WHAT IS BEING ASKED: Quote the listing below in full and exactly as written, but omit every picture.

——————————

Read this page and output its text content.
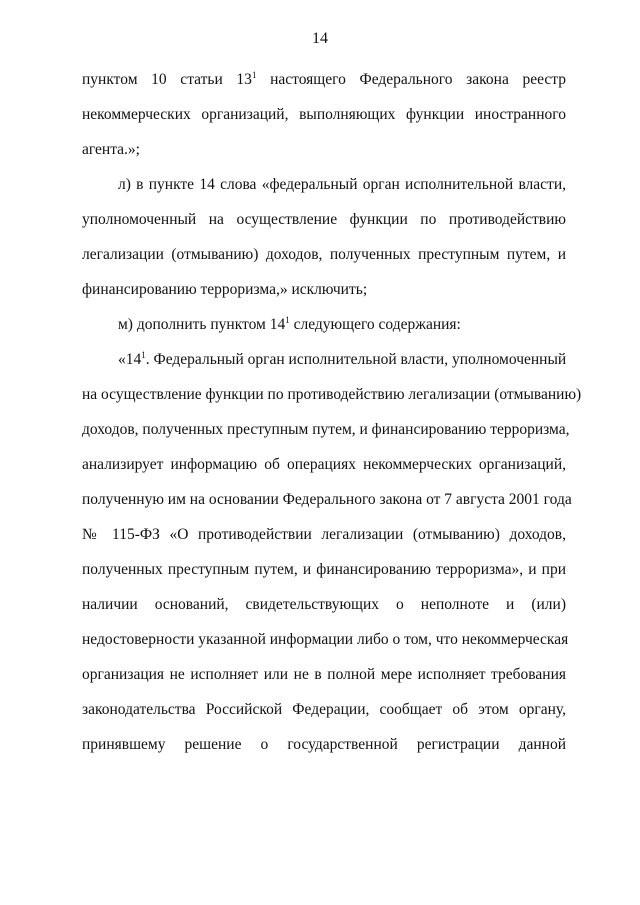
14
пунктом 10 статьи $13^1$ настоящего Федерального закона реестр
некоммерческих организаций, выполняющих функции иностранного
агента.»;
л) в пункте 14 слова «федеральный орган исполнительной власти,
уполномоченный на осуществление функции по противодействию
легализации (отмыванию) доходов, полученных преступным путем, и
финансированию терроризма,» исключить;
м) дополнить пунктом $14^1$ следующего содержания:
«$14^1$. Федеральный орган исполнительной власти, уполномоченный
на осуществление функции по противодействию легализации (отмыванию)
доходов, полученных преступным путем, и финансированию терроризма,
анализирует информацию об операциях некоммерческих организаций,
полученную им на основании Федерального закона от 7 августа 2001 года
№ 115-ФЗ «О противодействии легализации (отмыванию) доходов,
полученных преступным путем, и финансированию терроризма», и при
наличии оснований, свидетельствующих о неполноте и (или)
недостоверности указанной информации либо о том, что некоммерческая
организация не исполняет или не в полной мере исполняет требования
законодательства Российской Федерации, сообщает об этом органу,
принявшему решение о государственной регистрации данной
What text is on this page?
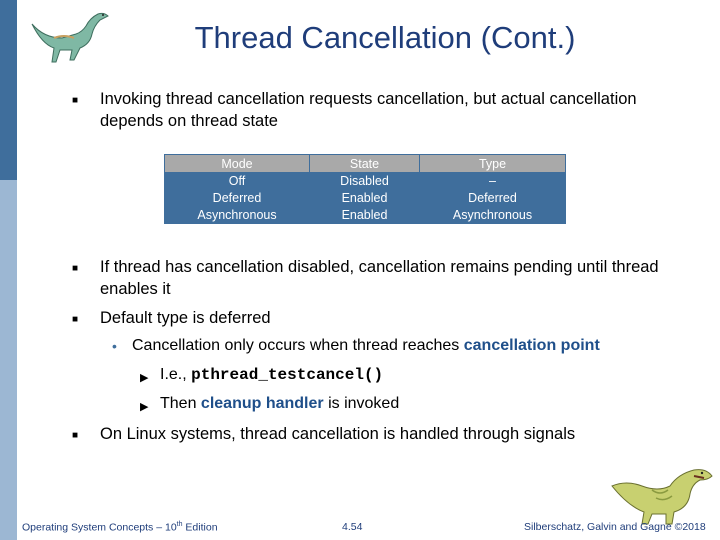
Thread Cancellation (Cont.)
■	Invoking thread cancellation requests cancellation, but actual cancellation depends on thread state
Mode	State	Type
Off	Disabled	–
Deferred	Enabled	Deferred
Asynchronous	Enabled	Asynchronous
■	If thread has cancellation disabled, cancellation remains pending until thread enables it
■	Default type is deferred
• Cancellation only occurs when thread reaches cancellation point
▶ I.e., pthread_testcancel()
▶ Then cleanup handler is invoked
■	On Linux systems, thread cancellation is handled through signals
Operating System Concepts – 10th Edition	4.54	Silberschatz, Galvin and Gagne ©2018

——————————

SOLUTION:
Read this page and output its text content.
14
пунктом 10 статьи $13^1$ настоящего Федерального закона реестр
некоммерческих организаций, выполняющих функции иностранного
агента.»;
л) в пункте 14 слова «федеральный орган исполнительной власти,
уполномоченный на осуществление функции по противодействию
легализации (отмыванию) доходов, полученных преступным путем, и
финансированию терроризма,» исключить;
м) дополнить пунктом $14^1$ следующего содержания:
«$14^1$. Федеральный орган исполнительной власти, уполномоченный
на осуществление функции по противодействию легализации (отмыванию)
доходов, полученных преступным путем, и финансированию терроризма,
анализирует информацию об операциях некоммерческих организаций,
полученную им на основании Федерального закона от 7 августа 2001 года
№ 115-ФЗ «О противодействии легализации (отмыванию) доходов,
полученных преступным путем, и финансированию терроризма», и при
наличии оснований, свидетельствующих о неполноте и (или)
недостоверности указанной информации либо о том, что некоммерческая
организация не исполняет или не в полной мере исполняет требования
законодательства Российской Федерации, сообщает об этом органу,
принявшему решение о государственной регистрации данной
What text is on this page?
Thread Cancellation (Cont.)
■	Invoking thread cancellation requests cancellation, but actual cancellation depends on thread state
Mode	State	Type
Off	Disabled	–
Deferred	Enabled	Deferred
Asynchronous	Enabled	Asynchronous
■	If thread has cancellation disabled, cancellation remains pending until thread enables it
■	Default type is deferred
• Cancellation only occurs when thread reaches cancellation point
▶ I.e., pthread_testcancel()
▶ Then cleanup handler is invoked
■	On Linux systems, thread cancellation is handled through signals
Operating System Concepts – 10th Edition	4.54	Silberschatz, Galvin and Gagne ©2018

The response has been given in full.